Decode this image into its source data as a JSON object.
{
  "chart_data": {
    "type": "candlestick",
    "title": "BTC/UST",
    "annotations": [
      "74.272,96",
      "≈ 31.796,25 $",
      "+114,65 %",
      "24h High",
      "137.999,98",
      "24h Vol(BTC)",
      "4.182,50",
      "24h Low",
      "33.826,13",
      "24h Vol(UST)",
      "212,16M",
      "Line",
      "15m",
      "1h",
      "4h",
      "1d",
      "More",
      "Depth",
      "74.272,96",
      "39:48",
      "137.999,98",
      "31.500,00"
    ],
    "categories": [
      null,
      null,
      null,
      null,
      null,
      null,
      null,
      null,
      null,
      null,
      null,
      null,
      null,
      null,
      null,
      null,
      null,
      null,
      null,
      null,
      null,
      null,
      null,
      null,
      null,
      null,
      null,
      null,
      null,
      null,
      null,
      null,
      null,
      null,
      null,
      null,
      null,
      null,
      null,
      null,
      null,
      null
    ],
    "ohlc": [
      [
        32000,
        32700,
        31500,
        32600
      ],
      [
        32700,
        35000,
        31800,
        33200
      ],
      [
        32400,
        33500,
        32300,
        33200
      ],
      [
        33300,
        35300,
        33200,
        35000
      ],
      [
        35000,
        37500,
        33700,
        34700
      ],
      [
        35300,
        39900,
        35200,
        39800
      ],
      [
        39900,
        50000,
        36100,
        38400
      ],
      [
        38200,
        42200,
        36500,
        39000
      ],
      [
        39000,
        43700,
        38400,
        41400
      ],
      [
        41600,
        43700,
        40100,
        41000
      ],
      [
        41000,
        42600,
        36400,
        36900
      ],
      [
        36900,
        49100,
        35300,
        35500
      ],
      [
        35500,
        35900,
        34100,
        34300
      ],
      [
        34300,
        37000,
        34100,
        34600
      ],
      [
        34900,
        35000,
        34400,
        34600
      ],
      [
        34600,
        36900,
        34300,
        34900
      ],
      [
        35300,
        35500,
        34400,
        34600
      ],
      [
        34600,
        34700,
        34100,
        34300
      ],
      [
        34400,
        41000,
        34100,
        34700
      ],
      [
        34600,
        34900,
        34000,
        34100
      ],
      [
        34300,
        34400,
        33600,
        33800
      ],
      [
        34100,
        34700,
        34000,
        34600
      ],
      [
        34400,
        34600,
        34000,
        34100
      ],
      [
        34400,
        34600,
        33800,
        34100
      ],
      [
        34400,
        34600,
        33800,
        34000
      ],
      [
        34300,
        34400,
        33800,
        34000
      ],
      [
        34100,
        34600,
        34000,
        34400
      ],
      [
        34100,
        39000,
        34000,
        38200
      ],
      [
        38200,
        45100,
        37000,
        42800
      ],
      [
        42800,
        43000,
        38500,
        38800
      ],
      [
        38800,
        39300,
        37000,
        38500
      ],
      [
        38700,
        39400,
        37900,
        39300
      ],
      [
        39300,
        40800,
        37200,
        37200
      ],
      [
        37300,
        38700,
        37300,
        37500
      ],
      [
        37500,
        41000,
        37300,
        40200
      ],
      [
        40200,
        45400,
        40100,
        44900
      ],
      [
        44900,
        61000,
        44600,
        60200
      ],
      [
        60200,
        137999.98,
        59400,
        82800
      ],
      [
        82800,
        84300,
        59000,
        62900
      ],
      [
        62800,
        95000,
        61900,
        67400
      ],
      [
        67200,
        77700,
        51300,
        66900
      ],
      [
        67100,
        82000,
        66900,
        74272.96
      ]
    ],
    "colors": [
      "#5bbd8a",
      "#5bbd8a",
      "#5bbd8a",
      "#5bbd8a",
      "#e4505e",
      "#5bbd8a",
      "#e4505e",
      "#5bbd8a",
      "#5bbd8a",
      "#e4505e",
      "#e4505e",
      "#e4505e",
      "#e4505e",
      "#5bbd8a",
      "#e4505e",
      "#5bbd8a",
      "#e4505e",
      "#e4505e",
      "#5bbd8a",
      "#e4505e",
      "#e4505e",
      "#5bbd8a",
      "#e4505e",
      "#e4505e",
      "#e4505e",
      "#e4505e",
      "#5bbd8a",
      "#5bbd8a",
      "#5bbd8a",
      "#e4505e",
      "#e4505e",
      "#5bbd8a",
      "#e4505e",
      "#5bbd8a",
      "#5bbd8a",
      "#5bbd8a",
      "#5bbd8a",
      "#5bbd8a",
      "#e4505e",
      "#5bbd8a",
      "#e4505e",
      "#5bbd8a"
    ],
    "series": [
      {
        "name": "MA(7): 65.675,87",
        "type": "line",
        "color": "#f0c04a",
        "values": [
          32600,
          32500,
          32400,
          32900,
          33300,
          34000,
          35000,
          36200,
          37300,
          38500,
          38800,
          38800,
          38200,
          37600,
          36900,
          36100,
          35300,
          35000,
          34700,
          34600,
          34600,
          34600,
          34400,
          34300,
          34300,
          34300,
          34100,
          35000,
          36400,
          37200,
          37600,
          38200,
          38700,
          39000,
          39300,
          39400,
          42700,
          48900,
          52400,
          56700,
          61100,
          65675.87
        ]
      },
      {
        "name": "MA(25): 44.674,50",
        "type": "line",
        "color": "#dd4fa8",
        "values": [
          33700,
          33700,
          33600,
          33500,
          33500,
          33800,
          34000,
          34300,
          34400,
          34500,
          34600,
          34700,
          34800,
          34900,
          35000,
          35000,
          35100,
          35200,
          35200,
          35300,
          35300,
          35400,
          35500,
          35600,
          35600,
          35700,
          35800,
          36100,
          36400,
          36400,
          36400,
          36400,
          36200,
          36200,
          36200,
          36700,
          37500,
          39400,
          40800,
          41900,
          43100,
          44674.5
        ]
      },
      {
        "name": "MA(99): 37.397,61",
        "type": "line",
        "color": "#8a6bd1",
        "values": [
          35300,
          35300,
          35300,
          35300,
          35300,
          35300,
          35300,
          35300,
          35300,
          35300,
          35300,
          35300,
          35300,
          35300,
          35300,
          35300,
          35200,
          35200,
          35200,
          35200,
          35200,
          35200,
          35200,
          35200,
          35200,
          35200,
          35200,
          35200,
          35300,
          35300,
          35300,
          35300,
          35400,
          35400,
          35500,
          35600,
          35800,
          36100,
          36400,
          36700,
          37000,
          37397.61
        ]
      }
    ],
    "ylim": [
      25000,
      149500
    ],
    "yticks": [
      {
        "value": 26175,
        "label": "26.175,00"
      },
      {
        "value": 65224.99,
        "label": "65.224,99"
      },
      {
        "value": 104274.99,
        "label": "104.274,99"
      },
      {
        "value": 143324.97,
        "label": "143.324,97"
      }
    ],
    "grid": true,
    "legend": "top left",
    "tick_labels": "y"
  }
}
------------------------------------------------------------------------
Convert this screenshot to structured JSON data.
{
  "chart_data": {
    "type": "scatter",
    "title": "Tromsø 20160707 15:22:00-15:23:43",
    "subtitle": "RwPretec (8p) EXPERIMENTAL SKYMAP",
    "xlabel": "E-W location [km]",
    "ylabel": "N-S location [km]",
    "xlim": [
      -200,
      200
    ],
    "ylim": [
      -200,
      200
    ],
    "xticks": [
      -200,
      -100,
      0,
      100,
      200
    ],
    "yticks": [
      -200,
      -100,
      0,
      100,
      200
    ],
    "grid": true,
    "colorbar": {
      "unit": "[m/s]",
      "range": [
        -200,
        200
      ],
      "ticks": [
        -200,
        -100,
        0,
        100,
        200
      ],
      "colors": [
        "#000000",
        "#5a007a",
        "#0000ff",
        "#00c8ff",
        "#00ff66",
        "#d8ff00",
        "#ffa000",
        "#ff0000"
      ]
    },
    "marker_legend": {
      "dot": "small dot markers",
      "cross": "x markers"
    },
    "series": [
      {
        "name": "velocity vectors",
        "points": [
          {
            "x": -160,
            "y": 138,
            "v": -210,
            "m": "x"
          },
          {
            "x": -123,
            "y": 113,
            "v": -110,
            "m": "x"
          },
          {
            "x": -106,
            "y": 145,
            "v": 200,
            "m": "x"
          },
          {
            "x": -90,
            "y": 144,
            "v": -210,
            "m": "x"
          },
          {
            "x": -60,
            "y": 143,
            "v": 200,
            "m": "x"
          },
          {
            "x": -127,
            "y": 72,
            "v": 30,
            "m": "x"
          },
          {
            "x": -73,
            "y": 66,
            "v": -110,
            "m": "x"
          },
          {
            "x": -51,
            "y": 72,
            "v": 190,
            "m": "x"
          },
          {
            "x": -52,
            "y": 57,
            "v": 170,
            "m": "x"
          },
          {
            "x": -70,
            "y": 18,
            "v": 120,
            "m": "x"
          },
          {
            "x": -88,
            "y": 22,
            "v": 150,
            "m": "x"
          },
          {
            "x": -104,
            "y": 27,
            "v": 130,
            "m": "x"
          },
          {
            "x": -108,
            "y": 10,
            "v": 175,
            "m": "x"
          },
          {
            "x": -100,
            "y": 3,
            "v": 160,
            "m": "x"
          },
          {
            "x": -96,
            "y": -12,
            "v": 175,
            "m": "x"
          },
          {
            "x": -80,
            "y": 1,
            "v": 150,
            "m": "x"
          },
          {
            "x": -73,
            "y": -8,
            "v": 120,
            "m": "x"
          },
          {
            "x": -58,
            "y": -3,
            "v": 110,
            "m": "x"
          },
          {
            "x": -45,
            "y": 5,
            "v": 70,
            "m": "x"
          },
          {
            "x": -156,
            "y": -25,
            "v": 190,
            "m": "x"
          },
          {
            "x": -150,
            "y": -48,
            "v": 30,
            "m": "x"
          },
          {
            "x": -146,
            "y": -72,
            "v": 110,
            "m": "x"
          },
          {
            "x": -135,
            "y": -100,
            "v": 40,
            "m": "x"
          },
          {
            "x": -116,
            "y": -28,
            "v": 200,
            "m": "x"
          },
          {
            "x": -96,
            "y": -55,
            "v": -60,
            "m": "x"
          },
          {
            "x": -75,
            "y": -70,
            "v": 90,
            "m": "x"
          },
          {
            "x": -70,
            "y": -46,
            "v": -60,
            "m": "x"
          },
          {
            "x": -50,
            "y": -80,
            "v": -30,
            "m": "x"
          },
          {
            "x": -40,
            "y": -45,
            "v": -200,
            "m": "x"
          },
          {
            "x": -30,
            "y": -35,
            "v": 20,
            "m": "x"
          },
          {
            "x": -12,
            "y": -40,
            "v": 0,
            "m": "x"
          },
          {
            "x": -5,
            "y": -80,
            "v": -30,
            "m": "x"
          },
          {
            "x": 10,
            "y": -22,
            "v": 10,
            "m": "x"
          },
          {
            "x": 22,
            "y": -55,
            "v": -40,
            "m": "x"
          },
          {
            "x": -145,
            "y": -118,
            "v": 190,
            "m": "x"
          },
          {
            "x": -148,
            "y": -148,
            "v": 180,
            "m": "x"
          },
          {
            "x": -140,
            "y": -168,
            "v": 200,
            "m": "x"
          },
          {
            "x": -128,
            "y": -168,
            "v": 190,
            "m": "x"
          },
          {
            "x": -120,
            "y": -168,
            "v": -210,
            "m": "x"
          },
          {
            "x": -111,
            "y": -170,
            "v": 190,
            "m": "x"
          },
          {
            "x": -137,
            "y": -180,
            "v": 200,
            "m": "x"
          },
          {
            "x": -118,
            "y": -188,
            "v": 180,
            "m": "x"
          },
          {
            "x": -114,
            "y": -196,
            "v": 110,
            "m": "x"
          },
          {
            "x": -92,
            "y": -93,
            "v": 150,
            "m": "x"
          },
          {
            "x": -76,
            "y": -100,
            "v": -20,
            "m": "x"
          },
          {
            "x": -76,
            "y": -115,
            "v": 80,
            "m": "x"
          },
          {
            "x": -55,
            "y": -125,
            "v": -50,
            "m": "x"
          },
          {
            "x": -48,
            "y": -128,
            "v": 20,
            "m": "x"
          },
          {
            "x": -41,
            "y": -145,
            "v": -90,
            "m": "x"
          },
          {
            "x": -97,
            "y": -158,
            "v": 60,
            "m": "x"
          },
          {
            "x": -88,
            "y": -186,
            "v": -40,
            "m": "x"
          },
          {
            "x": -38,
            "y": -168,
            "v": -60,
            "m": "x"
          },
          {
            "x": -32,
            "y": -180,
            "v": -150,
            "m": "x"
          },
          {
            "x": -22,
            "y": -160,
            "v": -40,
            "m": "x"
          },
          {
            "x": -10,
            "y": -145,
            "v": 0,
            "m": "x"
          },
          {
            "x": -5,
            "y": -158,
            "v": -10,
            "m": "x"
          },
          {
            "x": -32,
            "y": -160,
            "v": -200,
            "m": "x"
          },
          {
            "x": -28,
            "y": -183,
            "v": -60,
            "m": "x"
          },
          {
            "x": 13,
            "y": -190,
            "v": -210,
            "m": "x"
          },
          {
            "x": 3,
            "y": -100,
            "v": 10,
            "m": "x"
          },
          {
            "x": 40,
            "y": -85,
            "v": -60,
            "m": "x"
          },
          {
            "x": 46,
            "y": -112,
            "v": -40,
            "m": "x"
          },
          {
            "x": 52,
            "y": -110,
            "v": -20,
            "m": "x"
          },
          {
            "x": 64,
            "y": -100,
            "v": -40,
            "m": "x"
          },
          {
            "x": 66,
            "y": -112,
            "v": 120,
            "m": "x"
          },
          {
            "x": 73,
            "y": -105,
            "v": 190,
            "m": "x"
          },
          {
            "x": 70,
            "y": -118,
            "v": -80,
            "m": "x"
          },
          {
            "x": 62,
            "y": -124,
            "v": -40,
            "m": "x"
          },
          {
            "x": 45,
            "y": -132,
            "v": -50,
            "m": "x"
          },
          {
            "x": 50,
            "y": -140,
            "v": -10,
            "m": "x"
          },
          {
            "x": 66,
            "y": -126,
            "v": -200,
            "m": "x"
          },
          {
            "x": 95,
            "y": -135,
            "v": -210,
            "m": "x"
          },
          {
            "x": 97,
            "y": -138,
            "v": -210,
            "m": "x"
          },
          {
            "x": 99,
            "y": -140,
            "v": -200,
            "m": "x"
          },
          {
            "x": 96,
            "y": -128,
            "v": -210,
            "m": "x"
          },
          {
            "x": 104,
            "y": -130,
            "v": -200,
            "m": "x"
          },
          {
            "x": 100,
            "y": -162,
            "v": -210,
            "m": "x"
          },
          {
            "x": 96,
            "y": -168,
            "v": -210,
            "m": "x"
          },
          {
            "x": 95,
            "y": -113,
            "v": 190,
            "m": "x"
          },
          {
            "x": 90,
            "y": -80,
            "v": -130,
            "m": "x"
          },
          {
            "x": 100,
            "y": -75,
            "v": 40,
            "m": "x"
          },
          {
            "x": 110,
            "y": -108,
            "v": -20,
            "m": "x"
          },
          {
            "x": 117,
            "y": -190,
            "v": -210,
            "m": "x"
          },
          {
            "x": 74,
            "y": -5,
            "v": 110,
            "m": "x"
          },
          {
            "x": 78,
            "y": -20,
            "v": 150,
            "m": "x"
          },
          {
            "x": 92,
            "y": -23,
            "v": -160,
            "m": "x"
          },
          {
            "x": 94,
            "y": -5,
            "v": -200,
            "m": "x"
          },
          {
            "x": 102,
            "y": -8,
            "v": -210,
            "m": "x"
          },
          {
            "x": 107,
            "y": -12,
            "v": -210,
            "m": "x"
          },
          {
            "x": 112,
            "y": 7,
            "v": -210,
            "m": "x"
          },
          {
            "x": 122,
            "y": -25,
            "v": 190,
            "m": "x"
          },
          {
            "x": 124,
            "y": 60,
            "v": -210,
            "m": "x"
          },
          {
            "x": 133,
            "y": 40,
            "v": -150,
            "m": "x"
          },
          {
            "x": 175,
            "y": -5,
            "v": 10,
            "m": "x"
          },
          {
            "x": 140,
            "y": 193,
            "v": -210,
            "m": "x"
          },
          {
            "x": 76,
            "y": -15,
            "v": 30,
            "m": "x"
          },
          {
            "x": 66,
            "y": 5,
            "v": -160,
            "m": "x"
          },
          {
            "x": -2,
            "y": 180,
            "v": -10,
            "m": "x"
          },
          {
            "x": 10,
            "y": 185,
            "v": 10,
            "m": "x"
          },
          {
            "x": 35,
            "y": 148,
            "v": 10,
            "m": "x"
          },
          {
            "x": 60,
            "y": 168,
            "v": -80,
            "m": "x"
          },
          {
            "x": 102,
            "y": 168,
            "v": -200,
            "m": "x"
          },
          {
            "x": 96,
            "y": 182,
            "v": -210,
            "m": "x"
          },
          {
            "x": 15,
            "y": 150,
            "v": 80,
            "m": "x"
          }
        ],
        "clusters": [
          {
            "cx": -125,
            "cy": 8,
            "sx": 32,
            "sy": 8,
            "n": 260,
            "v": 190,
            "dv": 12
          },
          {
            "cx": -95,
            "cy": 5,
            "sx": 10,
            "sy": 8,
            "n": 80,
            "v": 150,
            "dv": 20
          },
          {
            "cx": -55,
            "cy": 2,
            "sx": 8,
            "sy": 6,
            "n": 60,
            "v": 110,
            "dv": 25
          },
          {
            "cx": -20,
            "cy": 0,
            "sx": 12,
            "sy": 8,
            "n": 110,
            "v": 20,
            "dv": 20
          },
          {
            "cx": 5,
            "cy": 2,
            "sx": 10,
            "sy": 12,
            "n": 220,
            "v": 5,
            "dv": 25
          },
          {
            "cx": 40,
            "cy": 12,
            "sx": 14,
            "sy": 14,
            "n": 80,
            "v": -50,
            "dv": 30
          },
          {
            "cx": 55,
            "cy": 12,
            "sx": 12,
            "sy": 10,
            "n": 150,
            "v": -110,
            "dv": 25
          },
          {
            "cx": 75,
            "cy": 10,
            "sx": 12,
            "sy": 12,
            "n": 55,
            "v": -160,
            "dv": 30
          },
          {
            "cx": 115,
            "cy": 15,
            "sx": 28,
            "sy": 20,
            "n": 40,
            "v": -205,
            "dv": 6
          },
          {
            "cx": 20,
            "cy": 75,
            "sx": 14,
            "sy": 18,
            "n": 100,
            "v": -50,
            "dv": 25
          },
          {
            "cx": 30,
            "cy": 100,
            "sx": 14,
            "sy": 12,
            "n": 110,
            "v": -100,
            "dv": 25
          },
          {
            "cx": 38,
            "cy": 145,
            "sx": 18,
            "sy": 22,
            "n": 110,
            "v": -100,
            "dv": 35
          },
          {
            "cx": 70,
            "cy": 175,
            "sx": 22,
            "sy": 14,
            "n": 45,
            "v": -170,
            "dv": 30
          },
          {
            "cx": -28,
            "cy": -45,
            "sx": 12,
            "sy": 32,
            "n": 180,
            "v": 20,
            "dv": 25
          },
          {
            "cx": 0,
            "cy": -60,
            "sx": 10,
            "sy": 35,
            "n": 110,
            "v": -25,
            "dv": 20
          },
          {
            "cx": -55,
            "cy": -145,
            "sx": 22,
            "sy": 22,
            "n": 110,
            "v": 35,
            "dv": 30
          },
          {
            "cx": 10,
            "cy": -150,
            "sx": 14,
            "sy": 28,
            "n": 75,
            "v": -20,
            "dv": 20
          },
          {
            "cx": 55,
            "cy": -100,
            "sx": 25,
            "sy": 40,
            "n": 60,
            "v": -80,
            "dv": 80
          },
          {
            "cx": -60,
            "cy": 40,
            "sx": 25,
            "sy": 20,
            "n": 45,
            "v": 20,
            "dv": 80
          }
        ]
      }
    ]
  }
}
------------------------------------------------------------------------
#### YOUR TASK:
Say how many lines contain the string "location", giving nothing but the count.

#### OUTPUT:
2